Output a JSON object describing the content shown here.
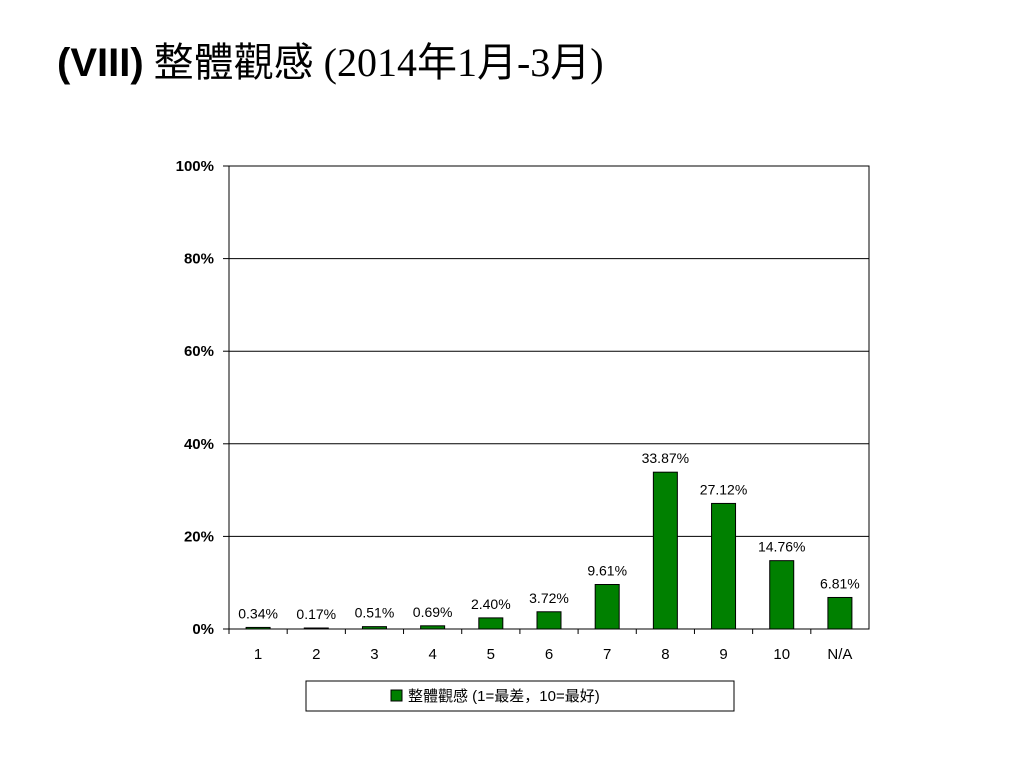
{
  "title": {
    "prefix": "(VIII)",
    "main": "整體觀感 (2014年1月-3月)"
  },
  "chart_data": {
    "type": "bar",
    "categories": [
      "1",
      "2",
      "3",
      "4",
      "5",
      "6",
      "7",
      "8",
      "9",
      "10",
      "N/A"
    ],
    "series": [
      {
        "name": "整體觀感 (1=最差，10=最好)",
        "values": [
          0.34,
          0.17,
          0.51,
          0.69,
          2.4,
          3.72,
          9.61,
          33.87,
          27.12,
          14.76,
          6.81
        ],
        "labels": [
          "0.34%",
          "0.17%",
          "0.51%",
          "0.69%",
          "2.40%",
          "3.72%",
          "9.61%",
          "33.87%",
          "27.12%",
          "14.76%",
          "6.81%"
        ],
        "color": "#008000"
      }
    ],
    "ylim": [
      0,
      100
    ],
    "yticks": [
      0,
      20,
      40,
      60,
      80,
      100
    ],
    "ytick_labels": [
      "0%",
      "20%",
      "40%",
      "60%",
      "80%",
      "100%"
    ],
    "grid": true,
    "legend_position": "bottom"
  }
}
☆ ☆ ☆ ☆ ☆
▶ Challenge
All of the data above should be quoted exactly, except for the pictures.

▶ Finished answer
Output a JSON object describing the content shown here.
{
  "title": {
    "prefix": "(VIII)",
    "main": "整體觀感 (2014年1月-3月)"
  },
  "chart_data": {
    "type": "bar",
    "categories": [
      "1",
      "2",
      "3",
      "4",
      "5",
      "6",
      "7",
      "8",
      "9",
      "10",
      "N/A"
    ],
    "series": [
      {
        "name": "整體觀感 (1=最差，10=最好)",
        "values": [
          0.34,
          0.17,
          0.51,
          0.69,
          2.4,
          3.72,
          9.61,
          33.87,
          27.12,
          14.76,
          6.81
        ],
        "labels": [
          "0.34%",
          "0.17%",
          "0.51%",
          "0.69%",
          "2.40%",
          "3.72%",
          "9.61%",
          "33.87%",
          "27.12%",
          "14.76%",
          "6.81%"
        ],
        "color": "#008000"
      }
    ],
    "ylim": [
      0,
      100
    ],
    "yticks": [
      0,
      20,
      40,
      60,
      80,
      100
    ],
    "ytick_labels": [
      "0%",
      "20%",
      "40%",
      "60%",
      "80%",
      "100%"
    ],
    "grid": true,
    "legend_position": "bottom"
  }
}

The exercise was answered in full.